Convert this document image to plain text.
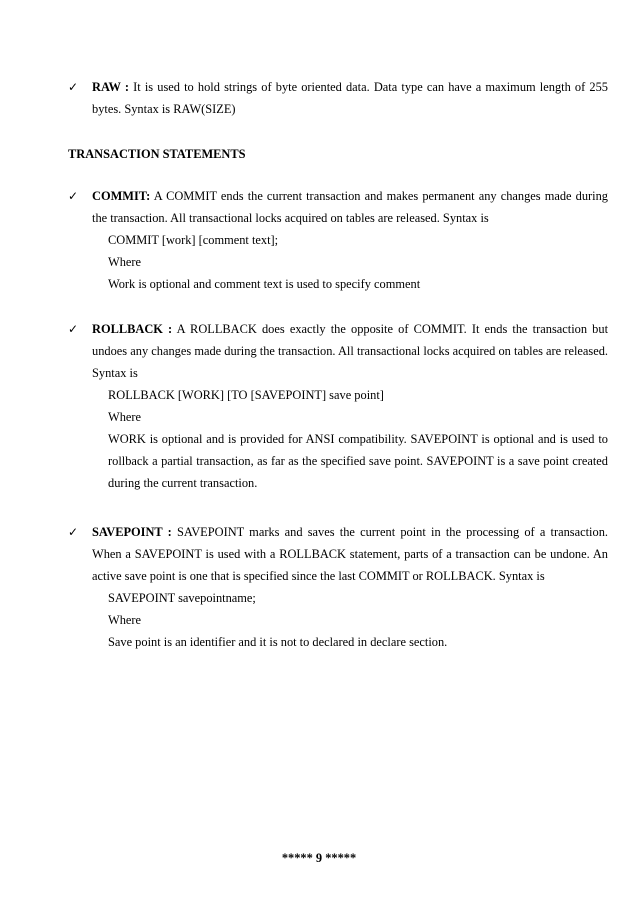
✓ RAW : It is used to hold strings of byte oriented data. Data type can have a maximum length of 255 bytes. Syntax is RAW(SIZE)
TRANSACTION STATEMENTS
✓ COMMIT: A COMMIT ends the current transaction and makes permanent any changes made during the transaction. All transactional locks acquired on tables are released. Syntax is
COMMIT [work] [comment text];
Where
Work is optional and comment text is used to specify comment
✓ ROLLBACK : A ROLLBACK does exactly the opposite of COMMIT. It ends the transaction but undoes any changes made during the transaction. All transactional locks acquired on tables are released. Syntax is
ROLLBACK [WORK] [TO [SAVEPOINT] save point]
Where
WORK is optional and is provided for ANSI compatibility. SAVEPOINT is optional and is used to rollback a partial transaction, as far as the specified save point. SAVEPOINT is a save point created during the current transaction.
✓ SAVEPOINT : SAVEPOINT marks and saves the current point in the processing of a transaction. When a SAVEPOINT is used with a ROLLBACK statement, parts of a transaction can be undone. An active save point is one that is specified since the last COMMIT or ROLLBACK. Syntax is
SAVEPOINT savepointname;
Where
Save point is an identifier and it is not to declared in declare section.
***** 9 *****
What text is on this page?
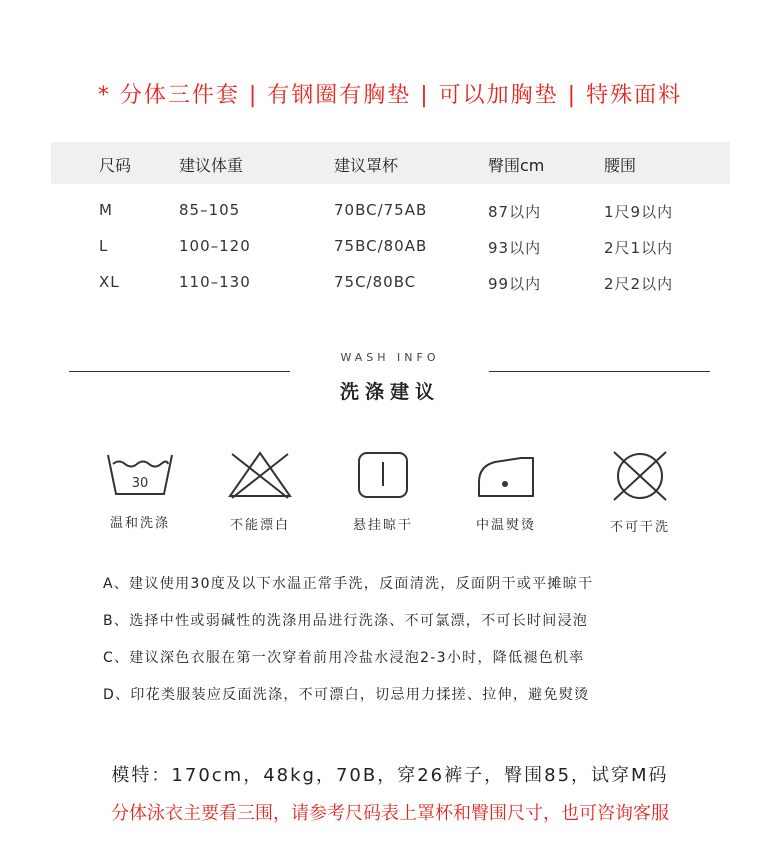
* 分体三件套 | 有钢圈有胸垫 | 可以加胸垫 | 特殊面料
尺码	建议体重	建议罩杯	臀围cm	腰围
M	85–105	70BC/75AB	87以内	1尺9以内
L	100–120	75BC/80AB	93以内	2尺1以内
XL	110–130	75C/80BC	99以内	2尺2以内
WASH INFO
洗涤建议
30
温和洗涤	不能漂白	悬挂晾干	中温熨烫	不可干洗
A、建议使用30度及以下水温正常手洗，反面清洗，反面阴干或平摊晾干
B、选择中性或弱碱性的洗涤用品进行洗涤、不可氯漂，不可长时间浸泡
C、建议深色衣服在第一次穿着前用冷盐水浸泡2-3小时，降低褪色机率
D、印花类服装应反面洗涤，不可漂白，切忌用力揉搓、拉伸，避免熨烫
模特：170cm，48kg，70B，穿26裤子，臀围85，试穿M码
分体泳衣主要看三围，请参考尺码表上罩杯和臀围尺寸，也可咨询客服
┄┄┄┄┄┄┄┄┄┄
YOUR INSTRUCTIONS>
Return each line in the records that holds the string "current".

OUTPUT OF THE EXERCISE>
✓ COMMIT: A COMMIT ends the current transaction and makes permanent any changes made during the transaction. All transactional locks acquired on tables are released. Syntax is
WORK is optional and is provided for ANSI compatibility. SAVEPOINT is optional and is used to rollback a partial transaction, as far as the specified save point. SAVEPOINT is a save point created during the current transaction.
✓ SAVEPOINT : SAVEPOINT marks and saves the current point in the processing of a transaction. When a SAVEPOINT is used with a ROLLBACK statement, parts of a transaction can be undone. An active save point is one that is specified since the last COMMIT or ROLLBACK. Syntax is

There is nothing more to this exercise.